* Written task:
Reproduce the data exactly.

[begin Material supplied]

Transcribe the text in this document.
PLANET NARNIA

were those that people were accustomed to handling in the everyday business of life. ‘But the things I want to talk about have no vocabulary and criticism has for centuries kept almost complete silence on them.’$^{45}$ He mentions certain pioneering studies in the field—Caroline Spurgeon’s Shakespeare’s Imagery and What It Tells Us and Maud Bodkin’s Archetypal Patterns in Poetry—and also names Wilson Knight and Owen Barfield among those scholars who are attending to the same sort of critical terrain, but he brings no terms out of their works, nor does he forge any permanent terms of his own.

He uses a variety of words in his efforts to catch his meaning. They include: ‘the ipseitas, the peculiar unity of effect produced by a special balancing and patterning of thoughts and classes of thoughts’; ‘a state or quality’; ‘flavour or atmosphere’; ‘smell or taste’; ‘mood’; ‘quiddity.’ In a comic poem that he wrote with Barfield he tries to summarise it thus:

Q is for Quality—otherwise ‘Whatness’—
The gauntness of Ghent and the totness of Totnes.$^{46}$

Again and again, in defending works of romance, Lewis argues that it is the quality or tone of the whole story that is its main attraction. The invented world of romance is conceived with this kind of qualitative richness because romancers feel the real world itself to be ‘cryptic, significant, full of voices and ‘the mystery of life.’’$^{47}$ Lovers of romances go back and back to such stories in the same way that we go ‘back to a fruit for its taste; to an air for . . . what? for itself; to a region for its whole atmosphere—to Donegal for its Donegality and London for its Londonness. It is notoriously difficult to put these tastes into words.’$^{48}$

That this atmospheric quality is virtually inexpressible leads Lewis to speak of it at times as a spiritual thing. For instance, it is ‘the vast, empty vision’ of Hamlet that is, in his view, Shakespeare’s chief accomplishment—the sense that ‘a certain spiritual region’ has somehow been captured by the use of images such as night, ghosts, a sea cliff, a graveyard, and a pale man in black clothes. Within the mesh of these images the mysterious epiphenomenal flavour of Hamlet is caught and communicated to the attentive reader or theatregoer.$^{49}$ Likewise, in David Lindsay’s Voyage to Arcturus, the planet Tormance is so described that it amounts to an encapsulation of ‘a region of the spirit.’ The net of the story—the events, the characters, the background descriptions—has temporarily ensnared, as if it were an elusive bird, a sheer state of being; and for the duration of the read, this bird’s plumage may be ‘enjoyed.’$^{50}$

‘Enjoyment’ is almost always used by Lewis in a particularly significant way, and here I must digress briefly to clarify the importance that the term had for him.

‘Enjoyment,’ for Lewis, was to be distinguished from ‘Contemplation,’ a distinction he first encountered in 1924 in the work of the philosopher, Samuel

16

[end Material supplied]

* Correct answer:
Transcribe the text in this document.
PLANET NARNIA

were those that people were accustomed to handling in the everyday business of life. ‘But the things I want to talk about have no vocabulary and criticism has for centuries kept almost complete silence on them.’$^{45}$ He mentions certain pioneering studies in the field—Caroline Spurgeon’s Shakespeare’s Imagery and What It Tells Us and Maud Bodkin’s Archetypal Patterns in Poetry—and also names Wilson Knight and Owen Barfield among those scholars who are attending to the same sort of critical terrain, but he brings no terms out of their works, nor does he forge any permanent terms of his own.

He uses a variety of words in his efforts to catch his meaning. They include: ‘the ipseitas, the peculiar unity of effect produced by a special balancing and patterning of thoughts and classes of thoughts’; ‘a state or quality’; ‘flavour or atmosphere’; ‘smell or taste’; ‘mood’; ‘quiddity.’ In a comic poem that he wrote with Barfield he tries to summarise it thus:

Q is for Quality—otherwise ‘Whatness’—
The gauntness of Ghent and the totness of Totnes.$^{46}$

Again and again, in defending works of romance, Lewis argues that it is the quality or tone of the whole story that is its main attraction. The invented world of romance is conceived with this kind of qualitative richness because romancers feel the real world itself to be ‘cryptic, significant, full of voices and ‘the mystery of life.’’$^{47}$ Lovers of romances go back and back to such stories in the same way that we go ‘back to a fruit for its taste; to an air for . . . what? for itself; to a region for its whole atmosphere—to Donegal for its Donegality and London for its Londonness. It is notoriously difficult to put these tastes into words.’$^{48}$

That this atmospheric quality is virtually inexpressible leads Lewis to speak of it at times as a spiritual thing. For instance, it is ‘the vast, empty vision’ of Hamlet that is, in his view, Shakespeare’s chief accomplishment—the sense that ‘a certain spiritual region’ has somehow been captured by the use of images such as night, ghosts, a sea cliff, a graveyard, and a pale man in black clothes. Within the mesh of these images the mysterious epiphenomenal flavour of Hamlet is caught and communicated to the attentive reader or theatregoer.$^{49}$ Likewise, in David Lindsay’s Voyage to Arcturus, the planet Tormance is so described that it amounts to an encapsulation of ‘a region of the spirit.’ The net of the story—the events, the characters, the background descriptions—has temporarily ensnared, as if it were an elusive bird, a sheer state of being; and for the duration of the read, this bird’s plumage may be ‘enjoyed.’$^{50}$

‘Enjoyment’ is almost always used by Lewis in a particularly significant way, and here I must digress briefly to clarify the importance that the term had for him.

‘Enjoyment,’ for Lewis, was to be distinguished from ‘Contemplation,’ a distinction he first encountered in 1924 in the work of the philosopher, Samuel

16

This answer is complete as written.